── Materials provided
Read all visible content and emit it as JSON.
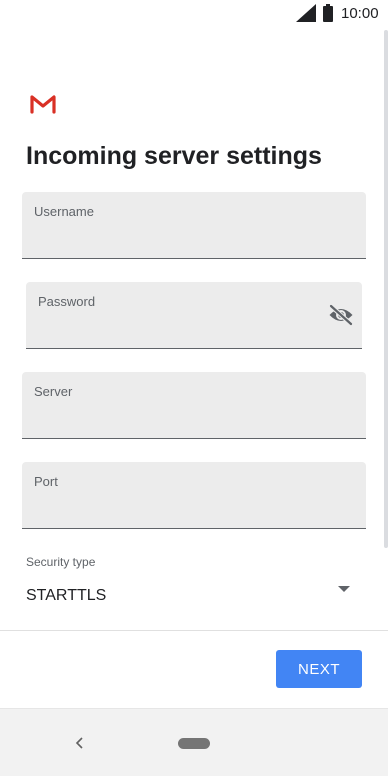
{
  "status_bar": {
    "time": "10:00",
    "signal_icon": "cellular-signal-icon",
    "battery_icon": "battery-full-icon"
  },
  "app": {
    "logo_icon": "gmail-logo-icon",
    "brand_color": "#d93025"
  },
  "page": {
    "title": "Incoming server settings"
  },
  "form": {
    "username": {
      "label": "Username",
      "value": ""
    },
    "password": {
      "label": "Password",
      "value": "",
      "visibility_icon": "visibility-off-icon"
    },
    "server": {
      "label": "Server",
      "value": ""
    },
    "port": {
      "label": "Port",
      "value": ""
    },
    "security_type": {
      "label": "Security type",
      "value": "STARTTLS",
      "dropdown_icon": "arrow-drop-down-icon"
    }
  },
  "actions": {
    "next_label": "NEXT",
    "next_color": "#4285f4"
  },
  "nav_bar": {
    "back_icon": "back-chevron-icon",
    "home_icon": "home-pill-icon"
  }
}
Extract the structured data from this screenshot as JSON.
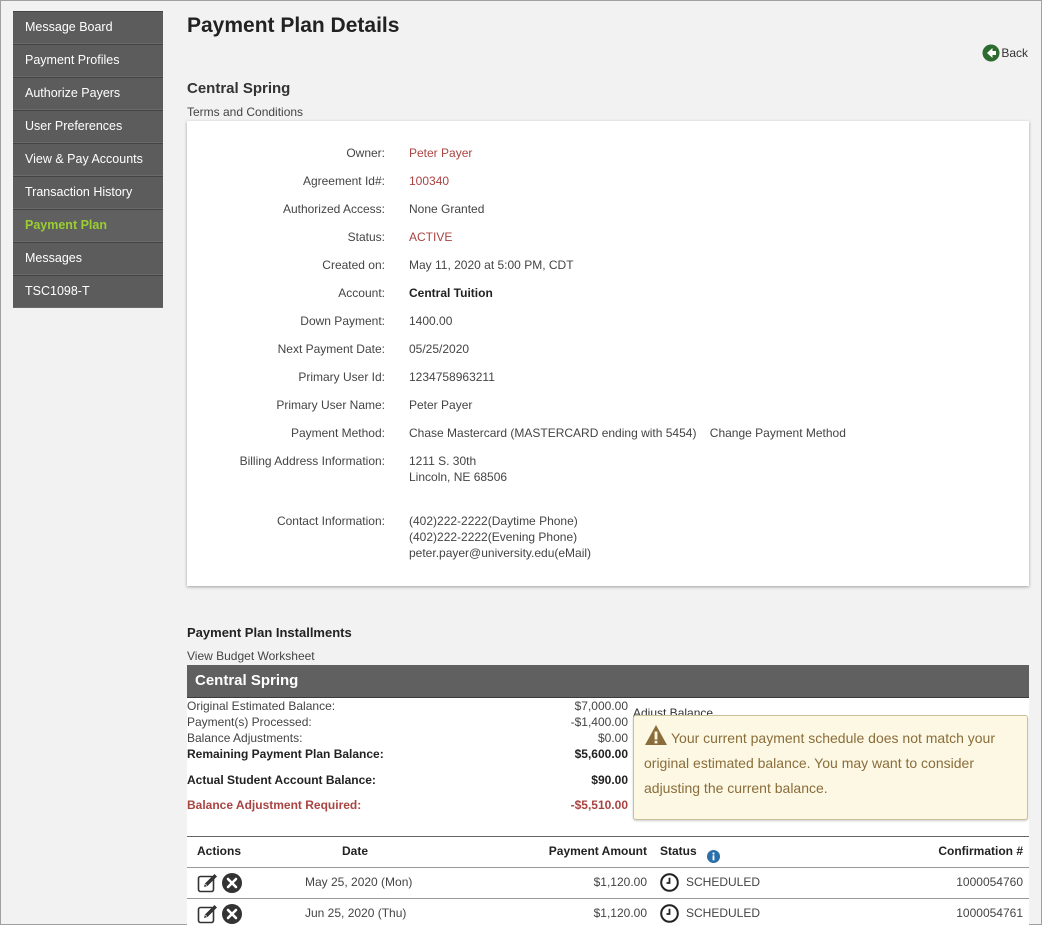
{
  "sidebar": {
    "items": [
      {
        "label": "Message Board",
        "active": false
      },
      {
        "label": "Payment Profiles",
        "active": false
      },
      {
        "label": "Authorize Payers",
        "active": false
      },
      {
        "label": "User Preferences",
        "active": false
      },
      {
        "label": "View & Pay Accounts",
        "active": false
      },
      {
        "label": "Transaction History",
        "active": false
      },
      {
        "label": "Payment Plan",
        "active": true
      },
      {
        "label": "Messages",
        "active": false
      },
      {
        "label": "TSC1098-T",
        "active": false
      }
    ],
    "active_color": "#9acd32"
  },
  "page": {
    "title": "Payment Plan Details",
    "back_label": "Back",
    "plan_name": "Central Spring",
    "terms_link": "Terms and Conditions"
  },
  "details": {
    "owner_label": "Owner:",
    "owner": "Peter Payer",
    "agreement_label": "Agreement Id#:",
    "agreement": "100340",
    "access_label": "Authorized Access:",
    "access": "None Granted",
    "status_label": "Status:",
    "status": "ACTIVE",
    "created_label": "Created on:",
    "created": "May 11, 2020 at 5:00 PM, CDT",
    "account_label": "Account:",
    "account": "Central Tuition",
    "down_label": "Down Payment:",
    "down": "1400.00",
    "next_label": "Next Payment Date:",
    "next": "05/25/2020",
    "user_id_label": "Primary User Id:",
    "user_id": "1234758963211",
    "user_name_label": "Primary User Name:",
    "user_name": "Peter Payer",
    "method_label": "Payment Method:",
    "method": "Chase Mastercard (MASTERCARD ending with 5454)",
    "change_method": "Change Payment Method",
    "billing_label": "Billing Address Information:",
    "billing_line1": "1211 S. 30th",
    "billing_line2": "Lincoln, NE 68506",
    "contact_label": "Contact Information:",
    "contact_day": "(402)222-2222(Daytime Phone)",
    "contact_eve": "(402)222-2222(Evening Phone)",
    "contact_email": "peter.payer@university.edu(eMail)"
  },
  "installments": {
    "title": "Payment Plan Installments",
    "budget_link": "View Budget Worksheet",
    "plan_header": "Central Spring",
    "balances": {
      "original_label": "Original Estimated Balance:",
      "original": "$7,000.00",
      "processed_label": "Payment(s) Processed:",
      "processed": "-$1,400.00",
      "adjust_label": "Balance Adjustments:",
      "adjust": "$0.00",
      "remaining_label": "Remaining Payment Plan Balance:",
      "remaining": "$5,600.00",
      "actual_label": "Actual Student Account Balance:",
      "actual": "$90.00",
      "required_label": "Balance Adjustment Required:",
      "required": "-$5,510.00"
    },
    "adjust_balance_link": "Adjust Balance",
    "alert_text": "Your current payment schedule does not match your original estimated balance. You may want to consider adjusting the current balance.",
    "table": {
      "headers": {
        "actions": "Actions",
        "date": "Date",
        "amount": "Payment Amount",
        "status": "Status",
        "confirmation": "Confirmation #"
      },
      "rows": [
        {
          "date": "May 25, 2020 (Mon)",
          "amount": "$1,120.00",
          "status": "SCHEDULED",
          "confirmation": "1000054760"
        },
        {
          "date": "Jun 25, 2020 (Thu)",
          "amount": "$1,120.00",
          "status": "SCHEDULED",
          "confirmation": "1000054761"
        }
      ]
    }
  }
}
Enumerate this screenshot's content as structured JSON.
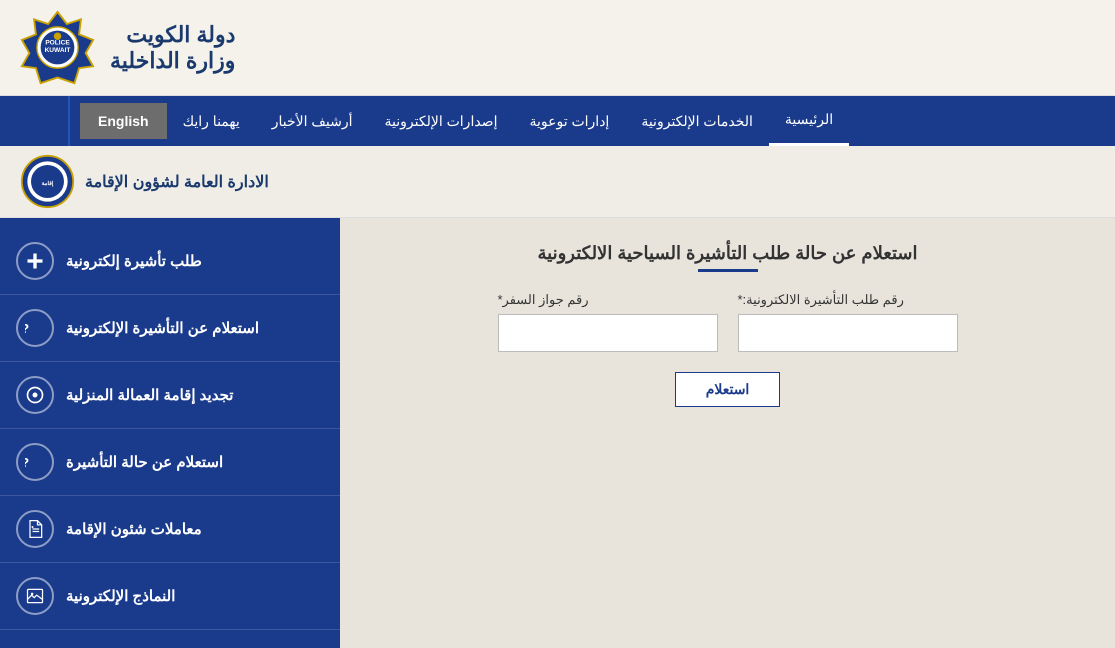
{
  "header": {
    "title1": "دولة الكويت",
    "title2": "وزارة الداخلية"
  },
  "navbar": {
    "items": [
      {
        "label": "الرئيسية",
        "active": true
      },
      {
        "label": "الخدمات الإلكترونية"
      },
      {
        "label": "إدارات توعوية"
      },
      {
        "label": "إصدارات الإلكترونية"
      },
      {
        "label": "أرشيف الأخبار"
      },
      {
        "label": "يهمنا رايك"
      }
    ],
    "english_label": "English"
  },
  "sub_header": {
    "title": "الادارة العامة لشؤون الإقامة"
  },
  "form": {
    "title": "استعلام عن حالة طلب التأشيرة السياحية الالكترونية",
    "field1_label": "رقم طلب التأشيرة الالكترونية:*",
    "field2_label": "رقم جواز السفر*",
    "field1_placeholder": "",
    "field2_placeholder": "",
    "submit_label": "استعلام"
  },
  "sidebar": {
    "items": [
      {
        "label": "طلب تأشيرة إلكترونية",
        "icon": "plus"
      },
      {
        "label": "استعلام عن التأشيرة الإلكترونية",
        "icon": "question"
      },
      {
        "label": "تجديد إقامة العمالة المنزلية",
        "icon": "settings"
      },
      {
        "label": "استعلام عن حالة التأشيرة",
        "icon": "question"
      },
      {
        "label": "معاملات شئون الإقامة",
        "icon": "document"
      },
      {
        "label": "النماذج الإلكترونية",
        "icon": "image"
      }
    ]
  }
}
────
__Problem__: Search the records for the word "Information", then list every line that has it.

__Task output__:
    "billing_label": "Billing Address Information:",
    "contact_label": "Contact Information:",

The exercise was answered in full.